The problem: The entries below should be given again exactly, minus their pictures.

:: Data provided ::

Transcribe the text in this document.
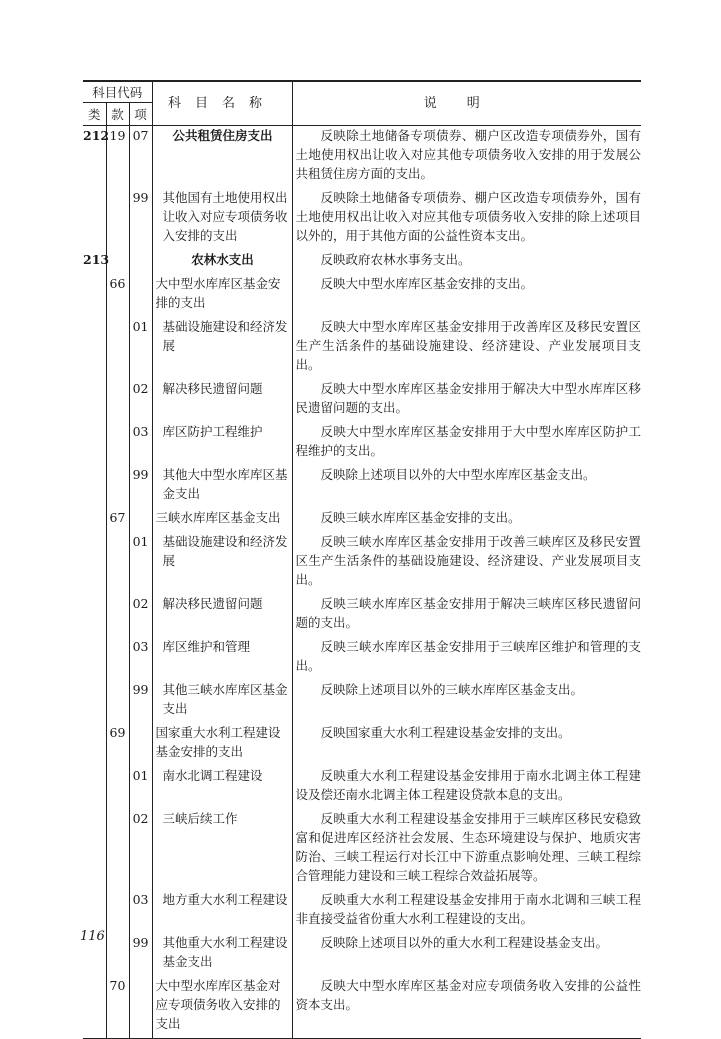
科目代码			科目名称	说明
类	款	项		
212	19	07	公共租赁住房支出	反映除土地储备专项债券、棚户区改造专项债券外，国有土地使用权出让收入对应其他专项债务收入安排的用于发展公共租赁住房方面的支出。
		99	其他国有土地使用权出让收入对应专项债务收入安排的支出	反映除土地储备专项债券、棚户区改造专项债券外，国有土地使用权出让收入对应其他专项债务收入安排的除上述项目以外的，用于其他方面的公益性资本支出。
213			农林水支出	反映政府农林水事务支出。
	66		大中型水库库区基金安排的支出	反映大中型水库库区基金安排的支出。
		01	基础设施建设和经济发展	反映大中型水库库区基金安排用于改善库区及移民安置区生产生活条件的基础设施建设、经济建设、产业发展项目支出。
		02	解决移民遗留问题	反映大中型水库库区基金安排用于解决大中型水库库区移民遗留问题的支出。
		03	库区防护工程维护	反映大中型水库库区基金安排用于大中型水库库区防护工程维护的支出。
		99	其他大中型水库库区基金支出	反映除上述项目以外的大中型水库库区基金支出。
	67		三峡水库库区基金支出	反映三峡水库库区基金安排的支出。
		01	基础设施建设和经济发展	反映三峡水库库区基金安排用于改善三峡库区及移民安置区生产生活条件的基础设施建设、经济建设、产业发展项目支出。
		02	解决移民遗留问题	反映三峡水库库区基金安排用于解决三峡库区移民遗留问题的支出。
		03	库区维护和管理	反映三峡水库库区基金安排用于三峡库区维护和管理的支出。
		99	其他三峡水库库区基金支出	反映除上述项目以外的三峡水库库区基金支出。
	69		国家重大水利工程建设基金安排的支出	反映国家重大水利工程建设基金安排的支出。
		01	南水北调工程建设	反映重大水利工程建设基金安排用于南水北调主体工程建设及偿还南水北调主体工程建设贷款本息的支出。
		02	三峡后续工作	反映重大水利工程建设基金安排用于三峡库区移民安稳致富和促进库区经济社会发展、生态环境建设与保护、地质灾害防治、三峡工程运行对长江中下游重点影响处理、三峡工程综合管理能力建设和三峡工程综合效益拓展等。
		03	地方重大水利工程建设	反映重大水利工程建设基金安排用于南水北调和三峡工程非直接受益省份重大水利工程建设的支出。
		99	其他重大水利工程建设基金支出	反映除上述项目以外的重大水利工程建设基金支出。
	70		大中型水库库区基金对应专项债务收入安排的支出	反映大中型水库库区基金对应专项债务收入安排的公益性资本支出。
116
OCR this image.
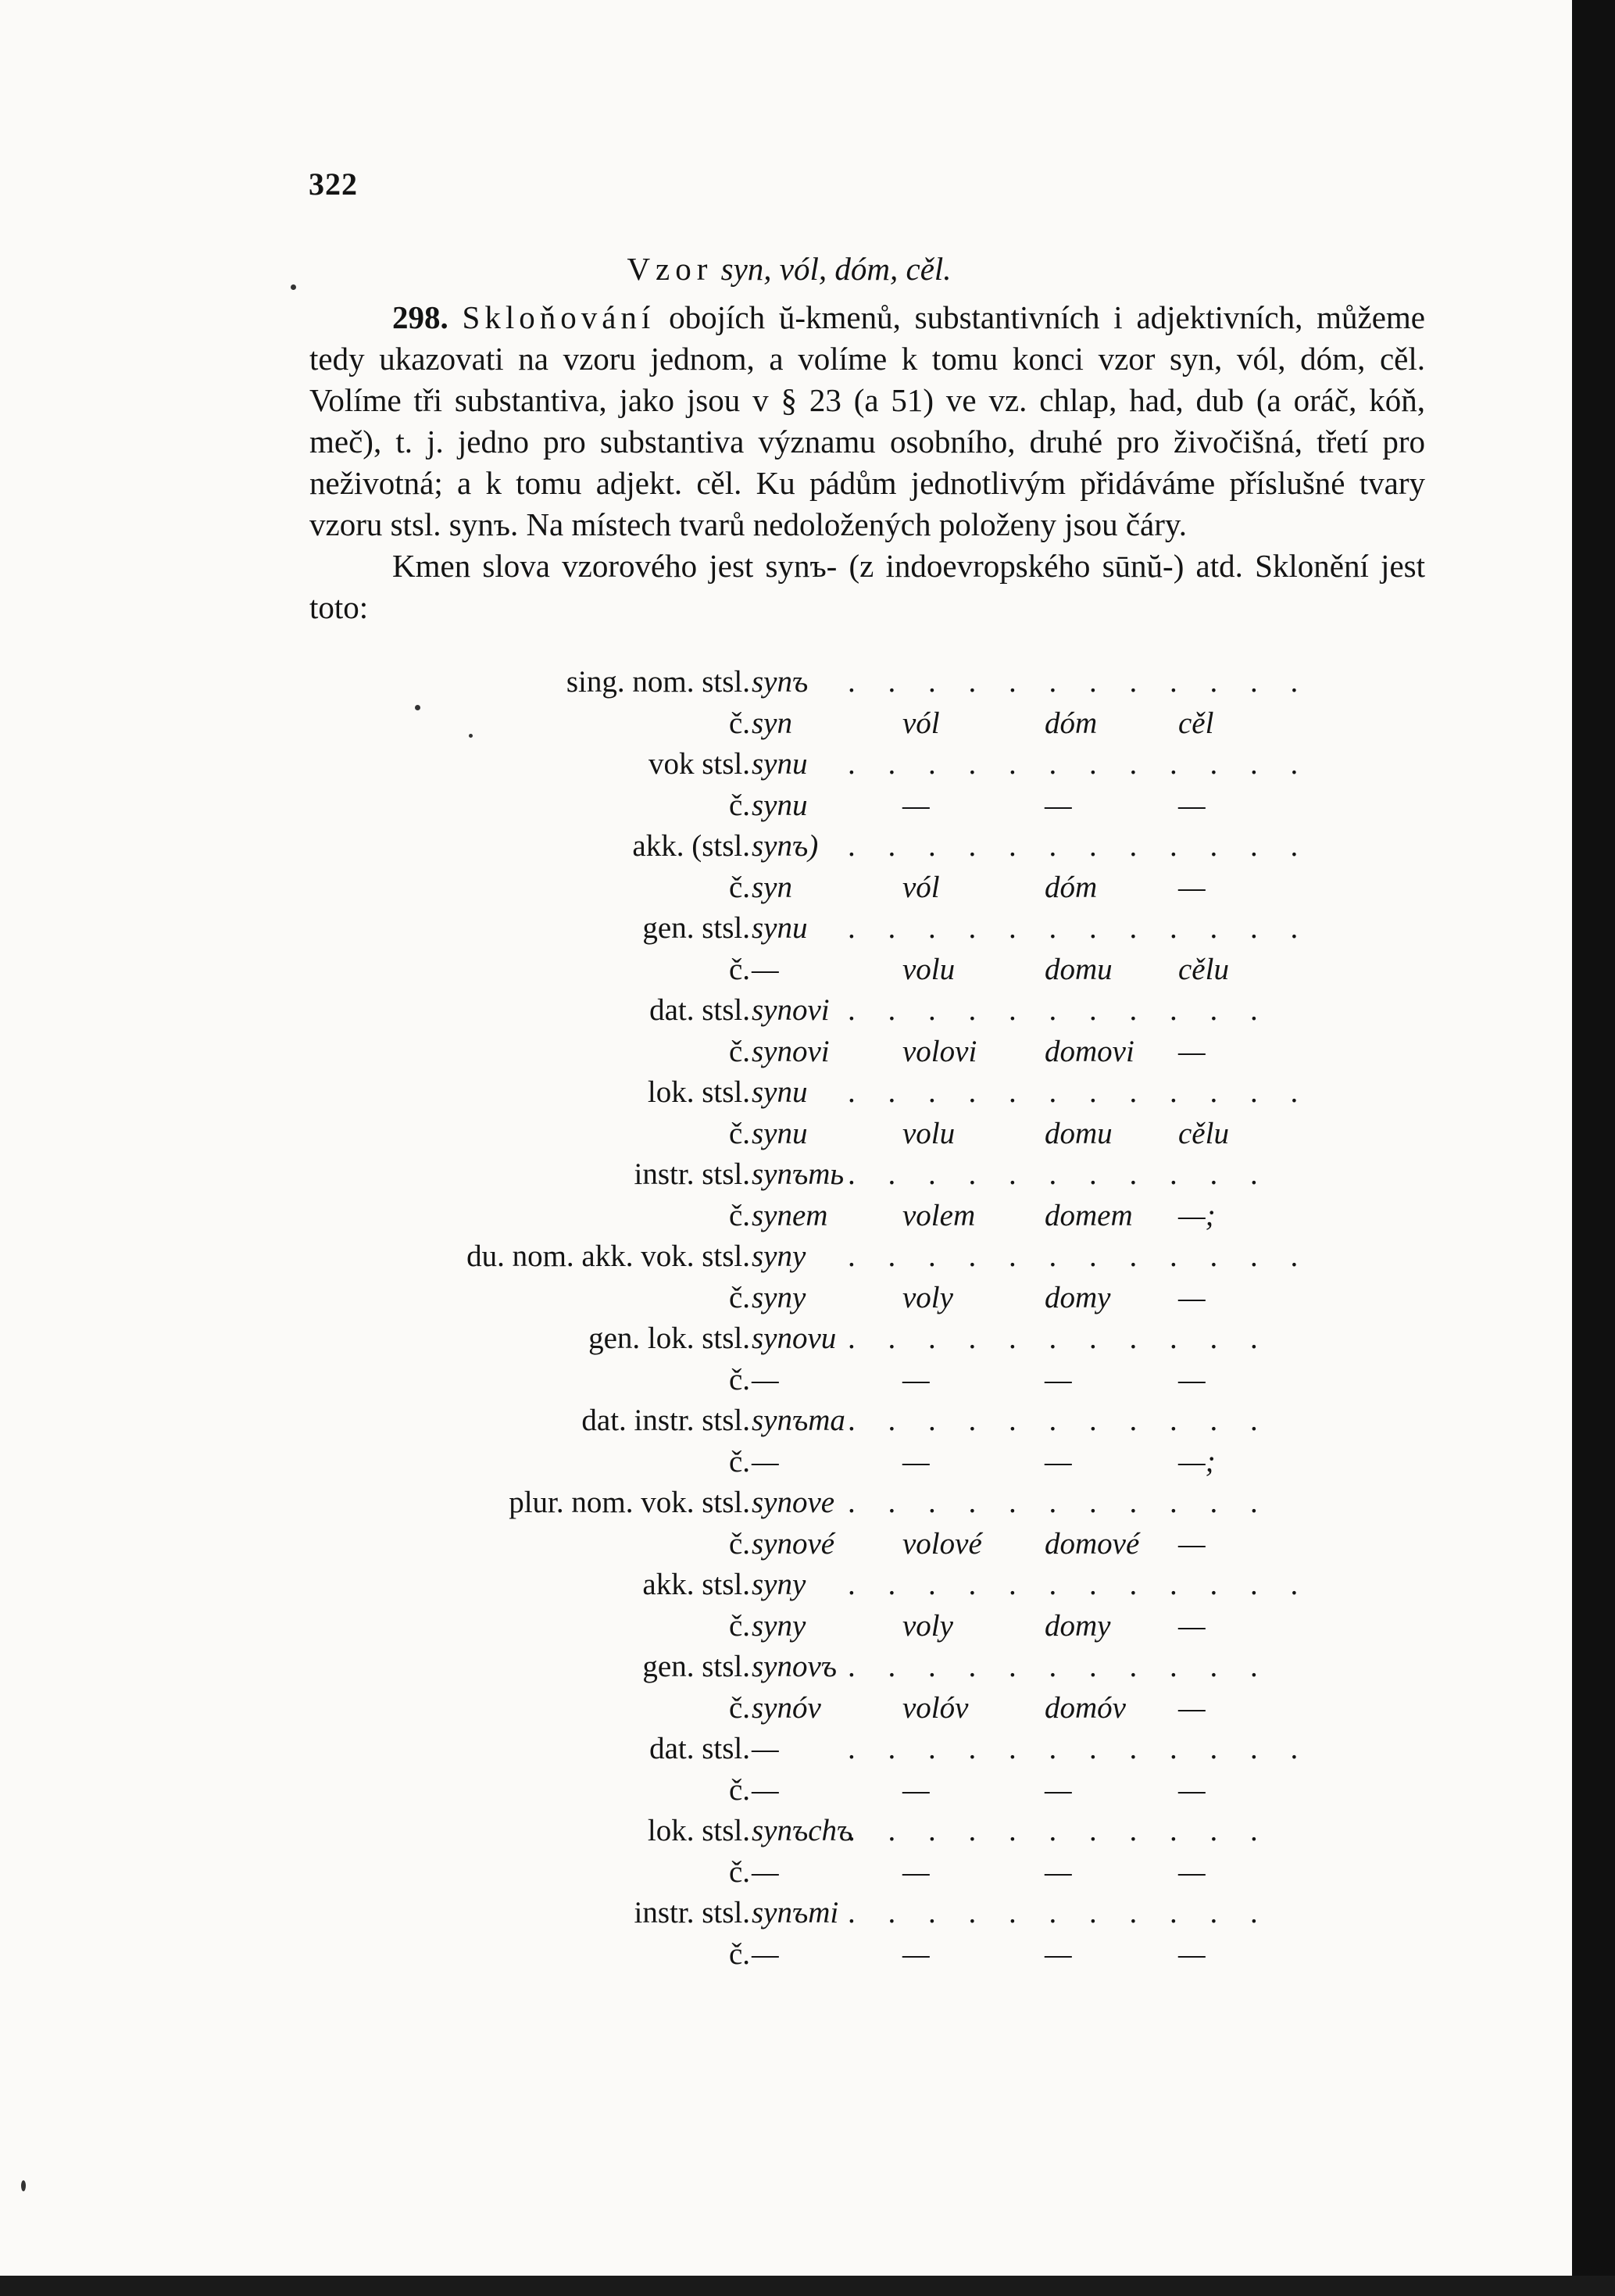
322
Vzor syn, vól, dóm, cěl.

298. Skloňování obojích ŭ-kmenů, substantivních i adjektivních, můžeme tedy ukazovati na vzoru jednom, a volíme k tomu konci vzor syn, vól, dóm, cěl. Volíme tři substantiva, jako jsou v § 23 (a 51) ve vz. chlap, had, dub (a oráč, kóň, meč), t. j. jedno pro substantiva významu osobního, druhé pro živočišná, třetí pro neživotná; a k tomu adjekt. cěl. Ku pádům jednotlivým přidáváme příslušné tvary vzoru stsl. synъ. Na místech tvarů nedoložených položeny jsou čáry.

Kmen slova vzorového jest synъ- (z indoevropského sūnŭ-) atd. Sklonění jest toto:

sing. nom. stsl. synъ . . . . . . . . . . . .
č. syn	vól	dóm	cěl
vok stsl. synu . . . . . . . . . . . .
č. synu	—	—	—
akk. (stsl. synъ) . . . . . . . . . . . .
č. syn	vól	dóm	—
gen. stsl. synu . . . . . . . . . . . .
č. —	volu	domu cělu
dat. stsl. synovi . . . . . . . . . . .
č. synovi volovi domovi —
lok. stsl. synu . . . . . . . . . . . .
č. synu	volu	domu cělu
instr. stsl. synъmь . . . . . . . . . . .
č. synem volem domem —;
du. nom. akk. vok. stsl. syny . . . . . . . . . . . .
č. syny	voly	domy —
gen. lok. stsl. synovu . . . . . . . . . . .
č. —	—	—	—
dat. instr. stsl. synъma . . . . . . . . . . .
č. —	—	—	—;
plur. nom. vok. stsl. synove . . . . . . . . . . .
č. synové volové domové —
akk. stsl. syny . . . . . . . . . . . .
č. syny	voly	domy —
gen. stsl. synovъ . . . . . . . . . . .
č. synóv	volóv	domóv —
dat. stsl. — . . . . . . . . . . . .
č. —	—	—	—
lok. stsl. synъchъ
. . . . . . . . . . .
č. —	—	—	—
instr. stsl. synъmi . . . . . . . . . . .
č. —	—	—	—
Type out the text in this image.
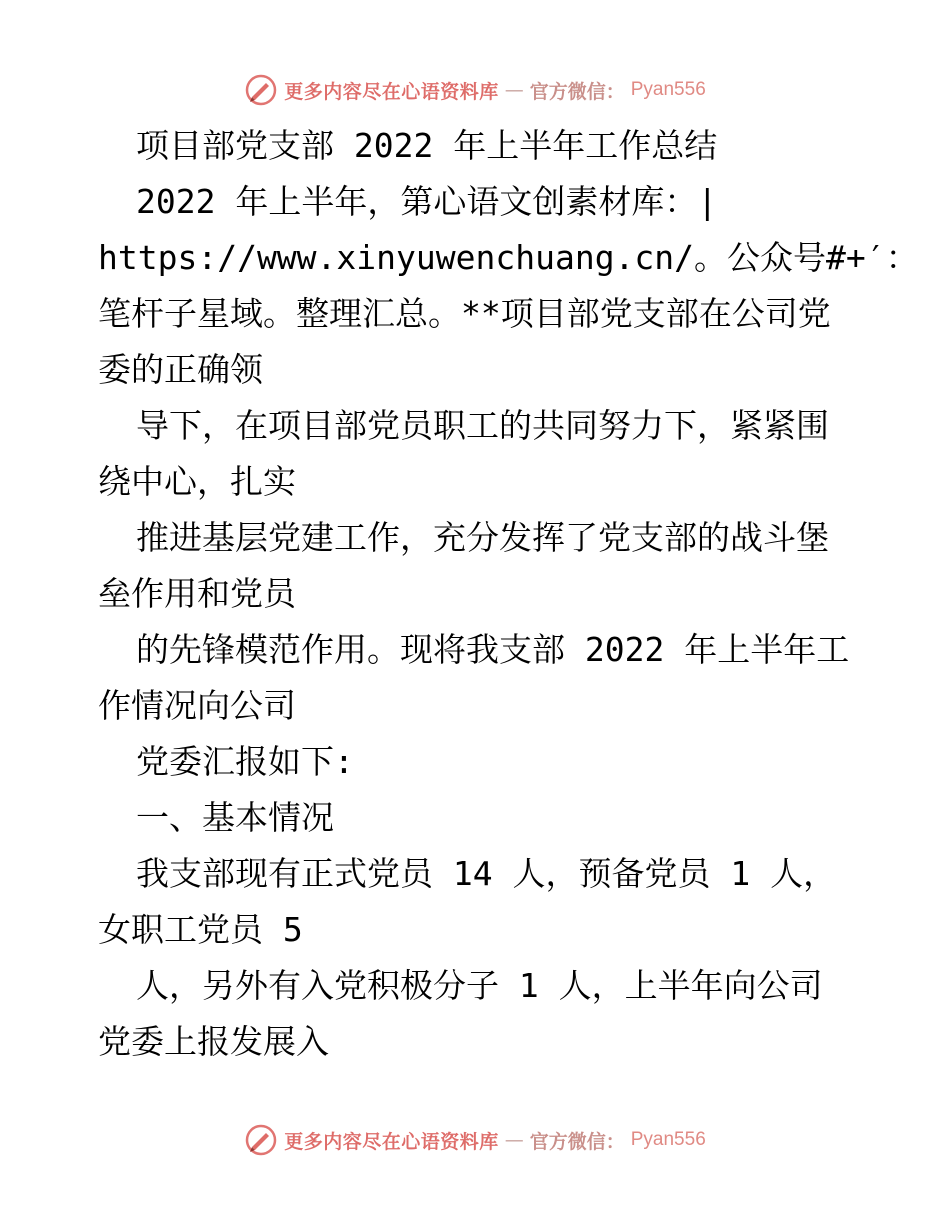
更多内容尽在心语资料库 — 官方微信： Pyan556
项目部党支部 2022 年上半年工作总结
2022 年上半年，第心语文创素材库：|
https://www.xinyuwenchuang.cn/。公众号#+′：
笔杆子星域。整理汇总。**项目部党支部在公司党
委的正确领
导下，在项目部党员职工的共同努力下，紧紧围
绕中心，扎实
推进基层党建工作，充分发挥了党支部的战斗堡
垒作用和党员
的先锋模范作用。现将我支部 2022 年上半年工
作情况向公司
党委汇报如下:
一、基本情况
我支部现有正式党员 14 人，预备党员 1 人，
女职工党员 5
人，另外有入党积极分子 1 人，上半年向公司
党委上报发展入
更多内容尽在心语资料库 — 官方微信： Pyan556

:::

Written answer:
Transcribe the text in this document.
科目代码			科目名称	说明
类	款	项		
212	19	07	公共租赁住房支出	反映除土地储备专项债券、棚户区改造专项债券外，国有土地使用权出让收入对应其他专项债务收入安排的用于发展公共租赁住房方面的支出。
		99	其他国有土地使用权出让收入对应专项债务收入安排的支出	反映除土地储备专项债券、棚户区改造专项债券外，国有土地使用权出让收入对应其他专项债务收入安排的除上述项目以外的，用于其他方面的公益性资本支出。
213			农林水支出	反映政府农林水事务支出。
	66		大中型水库库区基金安排的支出	反映大中型水库库区基金安排的支出。
		01	基础设施建设和经济发展	反映大中型水库库区基金安排用于改善库区及移民安置区生产生活条件的基础设施建设、经济建设、产业发展项目支出。
		02	解决移民遗留问题	反映大中型水库库区基金安排用于解决大中型水库库区移民遗留问题的支出。
		03	库区防护工程维护	反映大中型水库库区基金安排用于大中型水库库区防护工程维护的支出。
		99	其他大中型水库库区基金支出	反映除上述项目以外的大中型水库库区基金支出。
	67		三峡水库库区基金支出	反映三峡水库库区基金安排的支出。
		01	基础设施建设和经济发展	反映三峡水库库区基金安排用于改善三峡库区及移民安置区生产生活条件的基础设施建设、经济建设、产业发展项目支出。
		02	解决移民遗留问题	反映三峡水库库区基金安排用于解决三峡库区移民遗留问题的支出。
		03	库区维护和管理	反映三峡水库库区基金安排用于三峡库区维护和管理的支出。
		99	其他三峡水库库区基金支出	反映除上述项目以外的三峡水库库区基金支出。
	69		国家重大水利工程建设基金安排的支出	反映国家重大水利工程建设基金安排的支出。
		01	南水北调工程建设	反映重大水利工程建设基金安排用于南水北调主体工程建设及偿还南水北调主体工程建设贷款本息的支出。
		02	三峡后续工作	反映重大水利工程建设基金安排用于三峡库区移民安稳致富和促进库区经济社会发展、生态环境建设与保护、地质灾害防治、三峡工程运行对长江中下游重点影响处理、三峡工程综合管理能力建设和三峡工程综合效益拓展等。
		03	地方重大水利工程建设	反映重大水利工程建设基金安排用于南水北调和三峡工程非直接受益省份重大水利工程建设的支出。
		99	其他重大水利工程建设基金支出	反映除上述项目以外的重大水利工程建设基金支出。
	70		大中型水库库区基金对应专项债务收入安排的支出	反映大中型水库库区基金对应专项债务收入安排的公益性资本支出。
116
OCR this image.
322
Vzor syn, vól, dóm, cěl.

298. Skloňování obojích ŭ-kmenů, substantivních i adjektivních, můžeme tedy ukazovati na vzoru jednom, a volíme k tomu konci vzor syn, vól, dóm, cěl. Volíme tři substantiva, jako jsou v § 23 (a 51) ve vz. chlap, had, dub (a oráč, kóň, meč), t. j. jedno pro substantiva významu osobního, druhé pro živočišná, třetí pro neživotná; a k tomu adjekt. cěl. Ku pádům jednotlivým přidáváme příslušné tvary vzoru stsl. synъ. Na místech tvarů nedoložených položeny jsou čáry.

Kmen slova vzorového jest synъ- (z indoevropského sūnŭ-) atd. Sklonění jest toto:

sing. nom. stsl. synъ . . . . . . . . . . . .
č. syn	vól	dóm	cěl
vok stsl. synu . . . . . . . . . . . .
č. synu	—	—	—
akk. (stsl. synъ) . . . . . . . . . . . .
č. syn	vól	dóm	—
gen. stsl. synu . . . . . . . . . . . .
č. —	volu	domu cělu
dat. stsl. synovi . . . . . . . . . . .
č. synovi volovi domovi —
lok. stsl. synu . . . . . . . . . . . .
č. synu	volu	domu cělu
instr. stsl. synъmь . . . . . . . . . . .
č. synem volem domem —;
du. nom. akk. vok. stsl. syny . . . . . . . . . . . .
č. syny	voly	domy —
gen. lok. stsl. synovu . . . . . . . . . . .
č. —	—	—	—
dat. instr. stsl. synъma . . . . . . . . . . .
č. —	—	—	—;
plur. nom. vok. stsl. synove . . . . . . . . . . .
č. synové volové domové —
akk. stsl. syny . . . . . . . . . . . .
č. syny	voly	domy —
gen. stsl. synovъ . . . . . . . . . . .
č. synóv	volóv	domóv —
dat. stsl. — . . . . . . . . . . . .
č. —	—	—	—
lok. stsl. synъchъ
. . . . . . . . . . .
č. —	—	—	—
instr. stsl. synъmi . . . . . . . . . . .
č. —	—	—	—
Type out the text in this image.
更多内容尽在心语资料库 — 官方微信： Pyan556
项目部党支部 2022 年上半年工作总结
2022 年上半年，第心语文创素材库：|
https://www.xinyuwenchuang.cn/。公众号#+′：
笔杆子星域。整理汇总。**项目部党支部在公司党
委的正确领
导下，在项目部党员职工的共同努力下，紧紧围
绕中心，扎实
推进基层党建工作，充分发挥了党支部的战斗堡
垒作用和党员
的先锋模范作用。现将我支部 2022 年上半年工
作情况向公司
党委汇报如下:
一、基本情况
我支部现有正式党员 14 人，预备党员 1 人，
女职工党员 5
人，另外有入党积极分子 1 人，上半年向公司
党委上报发展入
更多内容尽在心语资料库 — 官方微信： Pyan556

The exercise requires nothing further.